[Provided information]:
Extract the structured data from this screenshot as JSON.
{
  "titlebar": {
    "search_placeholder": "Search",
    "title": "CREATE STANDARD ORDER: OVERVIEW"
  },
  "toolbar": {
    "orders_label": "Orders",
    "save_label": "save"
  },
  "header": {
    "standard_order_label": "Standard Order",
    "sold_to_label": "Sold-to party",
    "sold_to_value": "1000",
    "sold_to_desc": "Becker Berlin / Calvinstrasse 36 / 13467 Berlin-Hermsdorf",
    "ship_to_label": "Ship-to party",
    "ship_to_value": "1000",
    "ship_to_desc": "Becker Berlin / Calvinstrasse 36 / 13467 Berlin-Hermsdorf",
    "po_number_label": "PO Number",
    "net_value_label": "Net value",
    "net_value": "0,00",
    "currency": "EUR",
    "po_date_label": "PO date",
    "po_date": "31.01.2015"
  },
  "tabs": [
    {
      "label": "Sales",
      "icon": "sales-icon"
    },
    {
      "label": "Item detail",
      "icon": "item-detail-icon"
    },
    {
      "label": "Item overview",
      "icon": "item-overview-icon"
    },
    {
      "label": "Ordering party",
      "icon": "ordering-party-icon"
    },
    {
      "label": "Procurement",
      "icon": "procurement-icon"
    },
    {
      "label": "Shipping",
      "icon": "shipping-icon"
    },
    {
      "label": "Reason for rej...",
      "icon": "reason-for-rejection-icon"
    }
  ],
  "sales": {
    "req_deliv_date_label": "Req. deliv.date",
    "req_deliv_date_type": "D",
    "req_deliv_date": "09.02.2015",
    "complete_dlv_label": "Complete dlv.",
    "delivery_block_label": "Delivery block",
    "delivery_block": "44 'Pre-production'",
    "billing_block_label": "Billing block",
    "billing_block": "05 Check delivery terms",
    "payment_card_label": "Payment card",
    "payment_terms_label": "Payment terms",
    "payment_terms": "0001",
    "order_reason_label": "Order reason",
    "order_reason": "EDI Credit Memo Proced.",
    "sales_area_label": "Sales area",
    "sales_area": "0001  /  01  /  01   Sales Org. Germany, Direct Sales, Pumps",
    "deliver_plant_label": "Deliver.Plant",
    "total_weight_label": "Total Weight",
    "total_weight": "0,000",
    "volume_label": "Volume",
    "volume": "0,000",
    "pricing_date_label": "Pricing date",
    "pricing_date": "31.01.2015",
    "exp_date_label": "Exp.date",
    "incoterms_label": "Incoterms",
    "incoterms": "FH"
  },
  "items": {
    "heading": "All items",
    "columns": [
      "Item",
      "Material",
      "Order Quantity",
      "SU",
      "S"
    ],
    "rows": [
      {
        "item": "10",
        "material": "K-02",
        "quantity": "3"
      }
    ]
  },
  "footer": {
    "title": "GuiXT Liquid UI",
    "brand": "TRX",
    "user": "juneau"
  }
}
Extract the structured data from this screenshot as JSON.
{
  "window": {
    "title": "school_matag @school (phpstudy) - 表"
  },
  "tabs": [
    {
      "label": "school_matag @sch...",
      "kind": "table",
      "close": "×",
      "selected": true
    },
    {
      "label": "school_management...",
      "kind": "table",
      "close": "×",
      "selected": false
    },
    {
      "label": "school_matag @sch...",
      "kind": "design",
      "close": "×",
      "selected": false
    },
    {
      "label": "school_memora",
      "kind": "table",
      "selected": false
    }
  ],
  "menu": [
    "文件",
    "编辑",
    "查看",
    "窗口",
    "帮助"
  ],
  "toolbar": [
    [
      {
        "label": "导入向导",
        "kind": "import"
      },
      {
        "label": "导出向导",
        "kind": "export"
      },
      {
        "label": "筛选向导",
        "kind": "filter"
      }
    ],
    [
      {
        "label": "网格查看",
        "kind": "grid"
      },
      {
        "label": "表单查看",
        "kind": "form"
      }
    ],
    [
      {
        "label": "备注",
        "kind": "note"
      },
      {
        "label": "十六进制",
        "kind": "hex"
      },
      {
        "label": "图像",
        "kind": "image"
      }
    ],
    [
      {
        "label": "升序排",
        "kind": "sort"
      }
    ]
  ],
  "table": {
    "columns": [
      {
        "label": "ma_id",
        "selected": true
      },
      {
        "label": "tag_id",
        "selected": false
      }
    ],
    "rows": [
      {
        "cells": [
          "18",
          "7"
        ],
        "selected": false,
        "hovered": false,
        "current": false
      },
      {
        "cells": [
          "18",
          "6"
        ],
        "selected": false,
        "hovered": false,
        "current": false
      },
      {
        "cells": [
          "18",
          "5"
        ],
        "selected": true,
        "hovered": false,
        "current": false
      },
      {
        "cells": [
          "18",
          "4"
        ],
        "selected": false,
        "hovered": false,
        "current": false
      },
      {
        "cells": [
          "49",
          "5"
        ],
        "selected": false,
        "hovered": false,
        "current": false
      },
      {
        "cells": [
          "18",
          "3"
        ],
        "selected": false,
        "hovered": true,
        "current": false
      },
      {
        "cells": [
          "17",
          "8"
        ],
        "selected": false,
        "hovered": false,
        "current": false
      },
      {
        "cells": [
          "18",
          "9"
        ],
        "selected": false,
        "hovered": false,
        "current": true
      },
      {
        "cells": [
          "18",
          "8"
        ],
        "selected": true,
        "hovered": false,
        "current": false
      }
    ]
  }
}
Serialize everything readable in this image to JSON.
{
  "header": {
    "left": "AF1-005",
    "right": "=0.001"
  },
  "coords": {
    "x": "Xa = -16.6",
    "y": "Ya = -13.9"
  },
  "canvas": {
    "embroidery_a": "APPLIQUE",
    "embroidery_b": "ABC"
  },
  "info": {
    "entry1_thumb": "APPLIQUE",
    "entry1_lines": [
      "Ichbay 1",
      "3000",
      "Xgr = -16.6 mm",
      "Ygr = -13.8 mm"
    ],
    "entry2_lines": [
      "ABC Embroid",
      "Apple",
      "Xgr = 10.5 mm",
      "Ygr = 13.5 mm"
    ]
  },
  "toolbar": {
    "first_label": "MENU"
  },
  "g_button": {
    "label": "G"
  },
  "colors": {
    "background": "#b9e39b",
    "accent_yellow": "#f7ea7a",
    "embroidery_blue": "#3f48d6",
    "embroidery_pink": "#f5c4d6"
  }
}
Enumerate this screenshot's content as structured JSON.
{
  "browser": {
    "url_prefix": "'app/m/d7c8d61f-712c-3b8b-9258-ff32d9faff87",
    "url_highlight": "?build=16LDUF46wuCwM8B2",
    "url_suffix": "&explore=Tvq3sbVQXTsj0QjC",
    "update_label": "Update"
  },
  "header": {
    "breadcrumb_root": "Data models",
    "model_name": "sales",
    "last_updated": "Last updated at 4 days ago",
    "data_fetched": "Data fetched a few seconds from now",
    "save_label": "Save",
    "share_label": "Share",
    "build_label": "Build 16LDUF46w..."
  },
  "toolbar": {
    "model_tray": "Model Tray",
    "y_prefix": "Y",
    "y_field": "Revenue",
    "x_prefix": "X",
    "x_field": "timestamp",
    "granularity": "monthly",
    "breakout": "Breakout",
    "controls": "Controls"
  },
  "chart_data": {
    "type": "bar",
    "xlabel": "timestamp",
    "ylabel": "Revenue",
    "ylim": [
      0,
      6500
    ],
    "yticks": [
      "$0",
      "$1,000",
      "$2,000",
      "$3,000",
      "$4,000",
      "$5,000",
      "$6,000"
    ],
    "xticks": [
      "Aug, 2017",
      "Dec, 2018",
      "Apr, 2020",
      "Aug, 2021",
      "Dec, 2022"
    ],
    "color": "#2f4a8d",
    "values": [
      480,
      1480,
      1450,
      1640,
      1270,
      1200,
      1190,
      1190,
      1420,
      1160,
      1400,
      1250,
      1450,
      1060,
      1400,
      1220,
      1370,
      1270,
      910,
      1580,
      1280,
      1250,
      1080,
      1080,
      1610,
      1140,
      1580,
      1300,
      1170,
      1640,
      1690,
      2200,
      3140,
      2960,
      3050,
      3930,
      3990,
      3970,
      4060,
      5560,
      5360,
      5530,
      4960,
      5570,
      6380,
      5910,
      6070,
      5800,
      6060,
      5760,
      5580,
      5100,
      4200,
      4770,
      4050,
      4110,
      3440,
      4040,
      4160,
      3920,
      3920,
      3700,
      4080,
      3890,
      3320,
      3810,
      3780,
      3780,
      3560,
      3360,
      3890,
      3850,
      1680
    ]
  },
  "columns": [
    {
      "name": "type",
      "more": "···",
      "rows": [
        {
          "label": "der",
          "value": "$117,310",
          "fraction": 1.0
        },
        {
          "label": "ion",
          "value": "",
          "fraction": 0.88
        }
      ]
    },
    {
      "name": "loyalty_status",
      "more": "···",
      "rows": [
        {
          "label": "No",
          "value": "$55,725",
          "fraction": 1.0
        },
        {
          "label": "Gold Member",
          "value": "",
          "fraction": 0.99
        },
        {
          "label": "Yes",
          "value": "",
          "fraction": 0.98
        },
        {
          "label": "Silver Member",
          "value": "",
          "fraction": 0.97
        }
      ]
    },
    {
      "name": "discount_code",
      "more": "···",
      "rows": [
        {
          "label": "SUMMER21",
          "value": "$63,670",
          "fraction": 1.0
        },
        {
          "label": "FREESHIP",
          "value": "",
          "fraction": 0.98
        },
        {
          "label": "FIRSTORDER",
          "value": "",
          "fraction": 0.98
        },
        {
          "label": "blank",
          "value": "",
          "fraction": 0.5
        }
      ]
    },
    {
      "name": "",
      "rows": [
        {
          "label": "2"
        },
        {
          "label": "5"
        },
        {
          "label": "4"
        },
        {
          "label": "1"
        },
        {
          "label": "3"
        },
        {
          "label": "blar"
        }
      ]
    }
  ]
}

[The problem]: Say how many lines in the entries contain the string "JSON", and leave out everything else.

[Completed task]: 4